─── Supplied records ───
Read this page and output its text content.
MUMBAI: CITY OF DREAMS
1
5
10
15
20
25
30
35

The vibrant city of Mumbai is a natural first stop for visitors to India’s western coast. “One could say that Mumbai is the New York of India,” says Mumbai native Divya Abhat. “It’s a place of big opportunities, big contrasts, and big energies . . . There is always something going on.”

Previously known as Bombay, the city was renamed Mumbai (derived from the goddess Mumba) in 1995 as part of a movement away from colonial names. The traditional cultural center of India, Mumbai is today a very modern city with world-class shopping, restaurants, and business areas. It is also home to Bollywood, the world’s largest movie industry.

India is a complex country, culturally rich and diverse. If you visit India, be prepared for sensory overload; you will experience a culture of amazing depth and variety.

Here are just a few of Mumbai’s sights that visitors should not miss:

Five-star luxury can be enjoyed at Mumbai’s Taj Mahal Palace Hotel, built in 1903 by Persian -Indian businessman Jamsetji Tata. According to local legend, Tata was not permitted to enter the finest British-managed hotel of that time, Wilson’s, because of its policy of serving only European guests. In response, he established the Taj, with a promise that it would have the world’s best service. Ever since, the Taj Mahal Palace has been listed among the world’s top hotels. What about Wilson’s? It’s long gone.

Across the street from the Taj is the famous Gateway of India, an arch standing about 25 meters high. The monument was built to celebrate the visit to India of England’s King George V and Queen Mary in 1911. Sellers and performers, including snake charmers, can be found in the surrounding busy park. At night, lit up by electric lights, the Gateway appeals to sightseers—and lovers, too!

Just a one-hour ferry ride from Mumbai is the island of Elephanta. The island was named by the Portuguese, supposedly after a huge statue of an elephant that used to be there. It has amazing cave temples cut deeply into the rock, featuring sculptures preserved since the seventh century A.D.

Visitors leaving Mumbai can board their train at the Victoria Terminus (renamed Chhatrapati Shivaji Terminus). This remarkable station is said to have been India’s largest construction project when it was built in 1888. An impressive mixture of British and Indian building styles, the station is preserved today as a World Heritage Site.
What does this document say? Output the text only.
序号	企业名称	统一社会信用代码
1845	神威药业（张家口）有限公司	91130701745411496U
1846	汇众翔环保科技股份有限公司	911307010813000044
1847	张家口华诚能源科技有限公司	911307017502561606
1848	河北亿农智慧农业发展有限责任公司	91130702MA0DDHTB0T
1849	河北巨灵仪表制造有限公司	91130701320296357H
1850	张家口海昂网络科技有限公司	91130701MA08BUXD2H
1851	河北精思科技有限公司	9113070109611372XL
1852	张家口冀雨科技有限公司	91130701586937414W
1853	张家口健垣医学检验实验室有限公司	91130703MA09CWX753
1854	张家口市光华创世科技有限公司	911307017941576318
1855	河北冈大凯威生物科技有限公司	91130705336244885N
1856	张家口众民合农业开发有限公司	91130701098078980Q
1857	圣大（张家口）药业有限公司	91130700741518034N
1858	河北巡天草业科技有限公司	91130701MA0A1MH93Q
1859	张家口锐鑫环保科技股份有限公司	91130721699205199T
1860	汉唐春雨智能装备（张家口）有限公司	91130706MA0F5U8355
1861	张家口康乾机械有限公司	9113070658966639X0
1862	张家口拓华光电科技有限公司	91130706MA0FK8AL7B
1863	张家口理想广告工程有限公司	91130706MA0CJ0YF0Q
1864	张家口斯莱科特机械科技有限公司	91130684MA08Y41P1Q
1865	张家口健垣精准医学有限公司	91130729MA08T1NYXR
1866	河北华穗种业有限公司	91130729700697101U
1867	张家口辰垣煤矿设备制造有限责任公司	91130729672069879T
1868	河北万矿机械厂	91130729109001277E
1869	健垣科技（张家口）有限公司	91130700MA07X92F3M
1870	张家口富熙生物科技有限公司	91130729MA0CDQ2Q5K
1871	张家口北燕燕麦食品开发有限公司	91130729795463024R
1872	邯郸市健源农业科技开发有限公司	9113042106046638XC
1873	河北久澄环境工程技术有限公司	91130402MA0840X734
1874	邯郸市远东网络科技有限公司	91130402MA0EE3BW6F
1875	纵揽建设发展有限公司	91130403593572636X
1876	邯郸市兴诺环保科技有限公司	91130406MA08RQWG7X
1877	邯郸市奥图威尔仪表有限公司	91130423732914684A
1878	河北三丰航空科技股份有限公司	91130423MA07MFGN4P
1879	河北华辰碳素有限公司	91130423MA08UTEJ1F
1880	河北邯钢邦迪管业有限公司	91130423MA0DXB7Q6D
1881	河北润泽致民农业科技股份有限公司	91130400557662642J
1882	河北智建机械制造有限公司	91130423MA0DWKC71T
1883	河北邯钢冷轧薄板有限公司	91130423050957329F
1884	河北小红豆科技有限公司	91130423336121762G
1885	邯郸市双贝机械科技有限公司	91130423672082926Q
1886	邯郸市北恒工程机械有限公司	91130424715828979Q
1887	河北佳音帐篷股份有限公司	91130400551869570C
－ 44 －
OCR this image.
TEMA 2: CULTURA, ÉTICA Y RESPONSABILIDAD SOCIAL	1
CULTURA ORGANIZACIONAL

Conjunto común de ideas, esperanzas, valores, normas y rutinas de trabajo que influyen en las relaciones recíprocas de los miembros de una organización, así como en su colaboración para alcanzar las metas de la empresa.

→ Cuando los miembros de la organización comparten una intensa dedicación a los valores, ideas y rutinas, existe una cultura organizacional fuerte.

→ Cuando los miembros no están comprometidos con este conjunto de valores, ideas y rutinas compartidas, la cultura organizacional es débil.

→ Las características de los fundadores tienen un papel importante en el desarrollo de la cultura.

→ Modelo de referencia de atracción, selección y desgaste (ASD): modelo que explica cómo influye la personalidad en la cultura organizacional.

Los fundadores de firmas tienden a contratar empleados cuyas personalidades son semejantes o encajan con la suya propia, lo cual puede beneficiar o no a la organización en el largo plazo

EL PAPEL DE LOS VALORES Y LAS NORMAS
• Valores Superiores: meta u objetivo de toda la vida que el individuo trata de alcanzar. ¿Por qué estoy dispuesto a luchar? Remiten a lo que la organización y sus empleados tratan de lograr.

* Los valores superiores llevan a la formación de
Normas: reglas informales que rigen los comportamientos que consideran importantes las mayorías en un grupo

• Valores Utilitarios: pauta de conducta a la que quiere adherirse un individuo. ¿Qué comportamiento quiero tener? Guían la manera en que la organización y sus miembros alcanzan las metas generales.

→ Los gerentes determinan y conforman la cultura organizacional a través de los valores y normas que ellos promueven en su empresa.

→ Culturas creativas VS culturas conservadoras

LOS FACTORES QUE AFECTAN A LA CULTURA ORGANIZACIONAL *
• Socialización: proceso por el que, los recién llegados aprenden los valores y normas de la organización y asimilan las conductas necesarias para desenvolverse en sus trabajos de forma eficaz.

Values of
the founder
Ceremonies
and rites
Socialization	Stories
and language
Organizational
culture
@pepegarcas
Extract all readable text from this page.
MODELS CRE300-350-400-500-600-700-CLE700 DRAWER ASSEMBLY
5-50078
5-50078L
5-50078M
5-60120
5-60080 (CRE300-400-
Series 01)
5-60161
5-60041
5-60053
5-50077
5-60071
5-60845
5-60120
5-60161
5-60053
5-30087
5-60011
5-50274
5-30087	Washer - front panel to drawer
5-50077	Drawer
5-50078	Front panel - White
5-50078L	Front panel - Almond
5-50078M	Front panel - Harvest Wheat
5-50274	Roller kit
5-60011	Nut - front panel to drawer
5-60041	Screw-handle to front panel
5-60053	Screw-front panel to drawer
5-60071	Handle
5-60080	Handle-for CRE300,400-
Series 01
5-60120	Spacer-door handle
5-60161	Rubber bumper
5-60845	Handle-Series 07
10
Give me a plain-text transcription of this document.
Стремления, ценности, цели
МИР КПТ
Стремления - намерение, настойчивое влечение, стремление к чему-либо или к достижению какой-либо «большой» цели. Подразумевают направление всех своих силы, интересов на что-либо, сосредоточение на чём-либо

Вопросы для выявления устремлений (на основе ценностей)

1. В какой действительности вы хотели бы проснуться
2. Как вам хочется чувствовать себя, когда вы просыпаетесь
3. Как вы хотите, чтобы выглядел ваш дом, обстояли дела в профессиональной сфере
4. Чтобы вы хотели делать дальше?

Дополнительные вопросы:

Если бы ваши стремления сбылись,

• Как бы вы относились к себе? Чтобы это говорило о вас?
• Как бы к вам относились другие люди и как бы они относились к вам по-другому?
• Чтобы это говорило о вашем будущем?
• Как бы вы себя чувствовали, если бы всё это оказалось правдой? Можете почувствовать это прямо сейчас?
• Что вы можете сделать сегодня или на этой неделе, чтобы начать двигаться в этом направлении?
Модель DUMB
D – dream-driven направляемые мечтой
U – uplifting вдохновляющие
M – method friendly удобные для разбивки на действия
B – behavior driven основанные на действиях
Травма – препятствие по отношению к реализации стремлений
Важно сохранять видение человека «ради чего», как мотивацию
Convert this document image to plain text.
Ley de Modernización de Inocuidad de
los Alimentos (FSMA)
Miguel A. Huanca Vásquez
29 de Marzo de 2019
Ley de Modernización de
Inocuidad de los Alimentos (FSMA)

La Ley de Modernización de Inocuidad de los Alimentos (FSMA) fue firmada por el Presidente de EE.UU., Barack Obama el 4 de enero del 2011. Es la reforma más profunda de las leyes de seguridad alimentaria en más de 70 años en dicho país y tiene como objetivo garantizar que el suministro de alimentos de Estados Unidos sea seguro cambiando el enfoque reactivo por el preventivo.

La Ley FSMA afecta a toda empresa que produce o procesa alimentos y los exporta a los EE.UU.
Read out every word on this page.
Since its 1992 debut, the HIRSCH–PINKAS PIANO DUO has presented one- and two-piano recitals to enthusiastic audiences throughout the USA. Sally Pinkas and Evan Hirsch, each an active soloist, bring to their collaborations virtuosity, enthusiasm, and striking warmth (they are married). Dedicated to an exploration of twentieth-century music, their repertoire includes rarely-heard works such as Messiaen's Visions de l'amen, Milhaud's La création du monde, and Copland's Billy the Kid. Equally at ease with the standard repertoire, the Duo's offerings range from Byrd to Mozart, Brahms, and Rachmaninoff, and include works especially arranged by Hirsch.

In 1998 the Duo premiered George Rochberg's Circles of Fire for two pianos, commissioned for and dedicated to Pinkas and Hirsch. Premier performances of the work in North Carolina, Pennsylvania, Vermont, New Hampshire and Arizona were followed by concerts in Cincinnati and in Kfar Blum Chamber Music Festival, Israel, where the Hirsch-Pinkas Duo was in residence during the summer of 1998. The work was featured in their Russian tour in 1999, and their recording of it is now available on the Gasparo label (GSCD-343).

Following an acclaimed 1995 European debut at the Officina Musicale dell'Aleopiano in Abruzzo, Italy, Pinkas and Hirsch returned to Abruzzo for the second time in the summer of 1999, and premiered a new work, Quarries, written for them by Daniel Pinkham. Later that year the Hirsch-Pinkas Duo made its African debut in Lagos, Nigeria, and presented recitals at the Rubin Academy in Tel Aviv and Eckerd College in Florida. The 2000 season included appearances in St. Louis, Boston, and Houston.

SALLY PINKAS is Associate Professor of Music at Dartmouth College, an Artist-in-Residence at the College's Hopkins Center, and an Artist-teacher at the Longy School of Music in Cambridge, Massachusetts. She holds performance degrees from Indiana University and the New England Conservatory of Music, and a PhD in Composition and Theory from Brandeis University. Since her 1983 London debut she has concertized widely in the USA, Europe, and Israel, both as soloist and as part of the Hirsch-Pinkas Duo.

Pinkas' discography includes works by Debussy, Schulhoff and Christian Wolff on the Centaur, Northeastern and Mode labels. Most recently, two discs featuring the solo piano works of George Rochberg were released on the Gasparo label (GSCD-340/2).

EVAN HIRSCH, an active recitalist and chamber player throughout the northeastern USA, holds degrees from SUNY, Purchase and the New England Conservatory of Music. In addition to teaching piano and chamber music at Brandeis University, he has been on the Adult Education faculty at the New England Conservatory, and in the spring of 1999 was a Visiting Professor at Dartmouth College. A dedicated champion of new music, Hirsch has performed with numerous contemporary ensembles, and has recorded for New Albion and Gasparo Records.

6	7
───
**Short exercise:**
Copy each line of the data that contains the word "себя".

**Result for this task:**
2. Как вам хочется чувствовать себя, когда вы просыпаетесь
• Как бы вы себя чувствовали, если бы всё это оказалось правдой? Можете почувствовать это прямо сейчас?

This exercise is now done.